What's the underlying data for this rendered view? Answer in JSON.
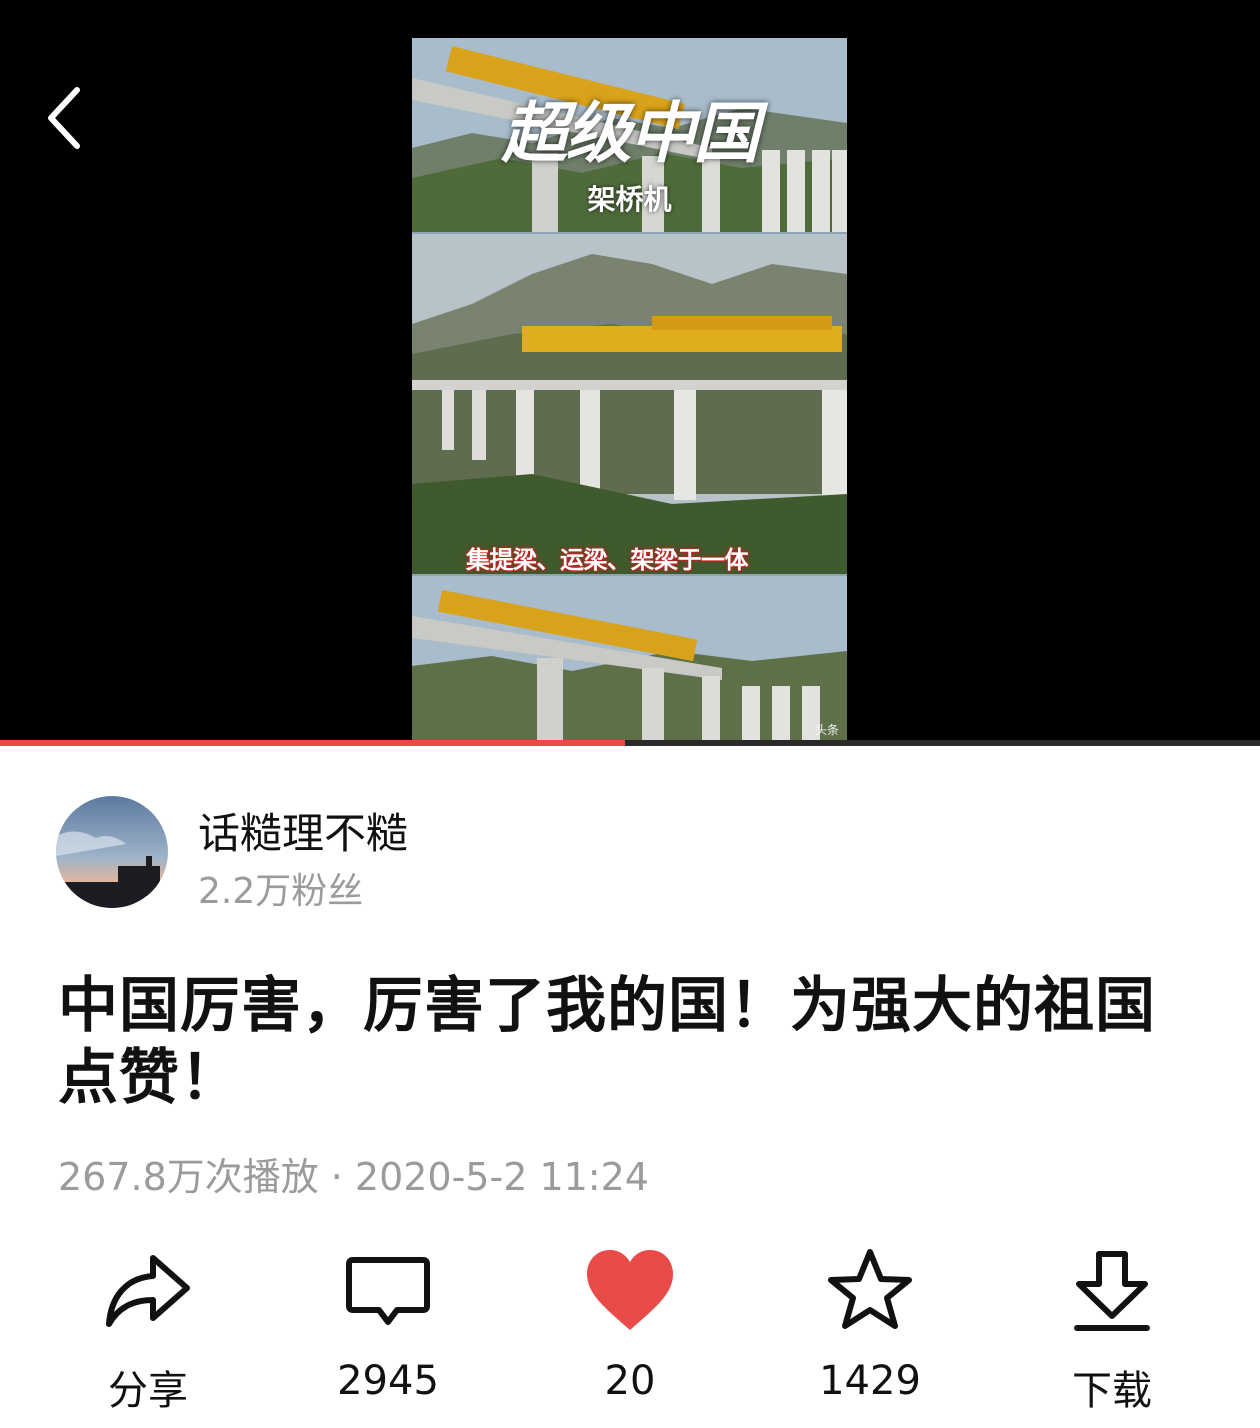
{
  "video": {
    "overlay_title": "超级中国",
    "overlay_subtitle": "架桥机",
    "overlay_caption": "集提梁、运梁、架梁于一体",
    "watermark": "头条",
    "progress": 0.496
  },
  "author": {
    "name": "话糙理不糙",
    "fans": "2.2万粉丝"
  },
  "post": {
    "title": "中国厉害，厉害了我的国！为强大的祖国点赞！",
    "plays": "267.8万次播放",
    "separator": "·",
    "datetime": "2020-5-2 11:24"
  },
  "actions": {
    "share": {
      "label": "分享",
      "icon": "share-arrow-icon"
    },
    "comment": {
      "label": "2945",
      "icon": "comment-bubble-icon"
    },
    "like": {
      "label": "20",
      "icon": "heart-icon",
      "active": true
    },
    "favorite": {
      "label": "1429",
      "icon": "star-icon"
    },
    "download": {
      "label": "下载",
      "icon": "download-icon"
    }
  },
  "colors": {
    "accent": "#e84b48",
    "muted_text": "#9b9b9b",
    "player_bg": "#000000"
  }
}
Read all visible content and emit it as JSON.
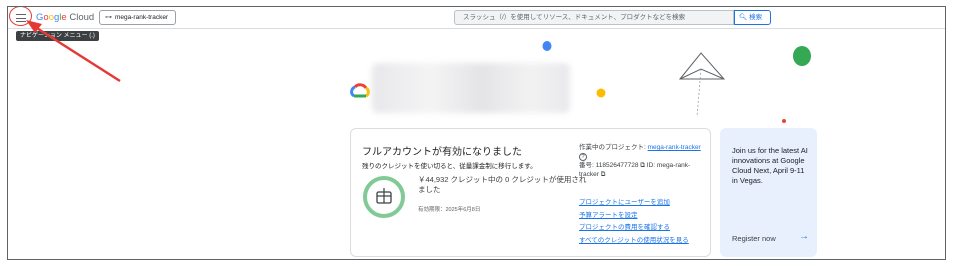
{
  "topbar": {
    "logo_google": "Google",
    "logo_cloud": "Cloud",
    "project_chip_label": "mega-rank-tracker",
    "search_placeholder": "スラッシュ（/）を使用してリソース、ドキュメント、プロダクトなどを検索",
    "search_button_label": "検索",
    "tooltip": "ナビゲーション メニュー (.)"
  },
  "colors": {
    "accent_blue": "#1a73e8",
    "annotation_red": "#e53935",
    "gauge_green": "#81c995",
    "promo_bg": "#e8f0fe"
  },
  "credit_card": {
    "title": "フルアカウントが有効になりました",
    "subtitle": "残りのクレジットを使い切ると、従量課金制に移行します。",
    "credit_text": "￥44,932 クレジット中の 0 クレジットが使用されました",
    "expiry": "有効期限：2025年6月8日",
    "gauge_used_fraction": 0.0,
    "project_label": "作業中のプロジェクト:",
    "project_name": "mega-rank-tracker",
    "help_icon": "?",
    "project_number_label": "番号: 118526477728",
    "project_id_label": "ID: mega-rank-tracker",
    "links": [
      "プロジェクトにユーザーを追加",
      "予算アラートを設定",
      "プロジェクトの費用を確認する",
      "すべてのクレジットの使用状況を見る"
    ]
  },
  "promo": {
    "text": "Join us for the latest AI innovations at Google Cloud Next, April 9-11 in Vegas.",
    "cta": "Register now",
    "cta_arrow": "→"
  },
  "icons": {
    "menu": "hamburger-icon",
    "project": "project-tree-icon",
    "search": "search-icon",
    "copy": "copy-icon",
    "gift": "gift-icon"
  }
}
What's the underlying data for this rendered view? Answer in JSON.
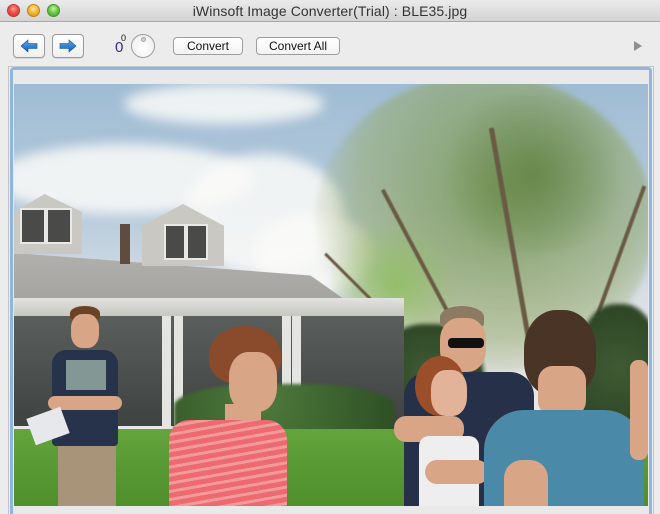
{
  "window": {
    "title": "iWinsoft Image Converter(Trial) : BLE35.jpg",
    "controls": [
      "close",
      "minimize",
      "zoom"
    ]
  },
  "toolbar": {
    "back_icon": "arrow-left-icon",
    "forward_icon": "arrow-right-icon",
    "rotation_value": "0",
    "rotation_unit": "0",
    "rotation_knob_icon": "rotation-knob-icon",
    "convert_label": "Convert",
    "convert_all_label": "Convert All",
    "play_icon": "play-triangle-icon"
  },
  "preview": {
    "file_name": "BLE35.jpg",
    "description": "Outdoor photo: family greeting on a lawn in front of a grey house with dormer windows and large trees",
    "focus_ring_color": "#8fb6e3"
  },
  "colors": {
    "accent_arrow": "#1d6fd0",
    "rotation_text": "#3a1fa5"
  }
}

--

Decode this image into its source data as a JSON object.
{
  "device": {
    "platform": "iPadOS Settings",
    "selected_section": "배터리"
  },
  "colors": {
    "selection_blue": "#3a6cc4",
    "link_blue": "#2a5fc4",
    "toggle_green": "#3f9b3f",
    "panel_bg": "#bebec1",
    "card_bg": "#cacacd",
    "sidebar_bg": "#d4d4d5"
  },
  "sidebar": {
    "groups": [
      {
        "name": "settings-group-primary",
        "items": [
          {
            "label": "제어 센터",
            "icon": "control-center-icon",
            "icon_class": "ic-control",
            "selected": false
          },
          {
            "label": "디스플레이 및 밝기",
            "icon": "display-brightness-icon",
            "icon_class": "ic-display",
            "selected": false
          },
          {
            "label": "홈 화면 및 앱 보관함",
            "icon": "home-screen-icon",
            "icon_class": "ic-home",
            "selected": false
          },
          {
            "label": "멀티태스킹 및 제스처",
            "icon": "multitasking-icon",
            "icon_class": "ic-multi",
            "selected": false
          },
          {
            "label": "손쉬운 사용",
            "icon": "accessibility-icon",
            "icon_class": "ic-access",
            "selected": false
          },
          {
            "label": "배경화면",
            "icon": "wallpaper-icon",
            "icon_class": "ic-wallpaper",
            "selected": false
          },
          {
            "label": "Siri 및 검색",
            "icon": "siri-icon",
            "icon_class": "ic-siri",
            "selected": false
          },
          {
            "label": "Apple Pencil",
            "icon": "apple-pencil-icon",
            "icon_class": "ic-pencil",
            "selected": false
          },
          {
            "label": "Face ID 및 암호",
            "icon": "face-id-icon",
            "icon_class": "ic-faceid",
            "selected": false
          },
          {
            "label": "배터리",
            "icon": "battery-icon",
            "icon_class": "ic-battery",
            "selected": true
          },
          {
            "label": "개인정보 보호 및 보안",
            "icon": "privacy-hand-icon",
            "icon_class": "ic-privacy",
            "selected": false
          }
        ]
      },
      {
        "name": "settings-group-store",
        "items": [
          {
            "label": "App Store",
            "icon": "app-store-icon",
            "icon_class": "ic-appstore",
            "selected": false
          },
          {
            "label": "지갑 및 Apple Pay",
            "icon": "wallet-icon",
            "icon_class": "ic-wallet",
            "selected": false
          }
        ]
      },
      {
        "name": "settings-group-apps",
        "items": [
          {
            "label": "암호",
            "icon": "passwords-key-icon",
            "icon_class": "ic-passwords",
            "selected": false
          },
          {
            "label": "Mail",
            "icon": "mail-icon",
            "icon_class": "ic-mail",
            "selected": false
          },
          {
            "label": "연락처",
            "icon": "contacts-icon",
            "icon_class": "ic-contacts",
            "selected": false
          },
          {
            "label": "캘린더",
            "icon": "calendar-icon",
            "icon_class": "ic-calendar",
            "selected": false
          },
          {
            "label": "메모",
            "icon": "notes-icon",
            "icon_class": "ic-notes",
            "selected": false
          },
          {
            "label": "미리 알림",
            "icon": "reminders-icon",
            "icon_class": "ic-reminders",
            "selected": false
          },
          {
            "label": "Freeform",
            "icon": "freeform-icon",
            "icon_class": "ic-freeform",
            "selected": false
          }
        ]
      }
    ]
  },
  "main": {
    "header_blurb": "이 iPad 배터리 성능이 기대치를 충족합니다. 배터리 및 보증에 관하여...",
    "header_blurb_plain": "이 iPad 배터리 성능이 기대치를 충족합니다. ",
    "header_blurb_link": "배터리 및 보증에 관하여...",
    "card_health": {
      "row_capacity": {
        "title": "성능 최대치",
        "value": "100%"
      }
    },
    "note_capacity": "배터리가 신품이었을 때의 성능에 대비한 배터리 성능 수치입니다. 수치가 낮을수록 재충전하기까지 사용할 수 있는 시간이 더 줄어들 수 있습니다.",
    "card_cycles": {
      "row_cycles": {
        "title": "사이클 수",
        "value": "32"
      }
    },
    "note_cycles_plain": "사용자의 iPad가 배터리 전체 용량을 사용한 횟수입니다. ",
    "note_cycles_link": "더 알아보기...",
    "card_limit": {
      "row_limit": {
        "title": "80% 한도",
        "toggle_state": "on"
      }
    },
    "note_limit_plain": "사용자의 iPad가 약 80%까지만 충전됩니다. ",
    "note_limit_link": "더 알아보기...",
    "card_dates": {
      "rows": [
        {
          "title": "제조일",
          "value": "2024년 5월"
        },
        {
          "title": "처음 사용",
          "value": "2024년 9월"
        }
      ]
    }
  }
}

EXERCISE BRIEF.
Copy each line above that contains the word "iPad가".

PROBLEM SOLUTION.
    "note_cycles_plain": "사용자의 iPad가 배터리 전체 용량을 사용한 횟수입니다. ",
    "note_limit_plain": "사용자의 iPad가 약 80%까지만 충전됩니다. ",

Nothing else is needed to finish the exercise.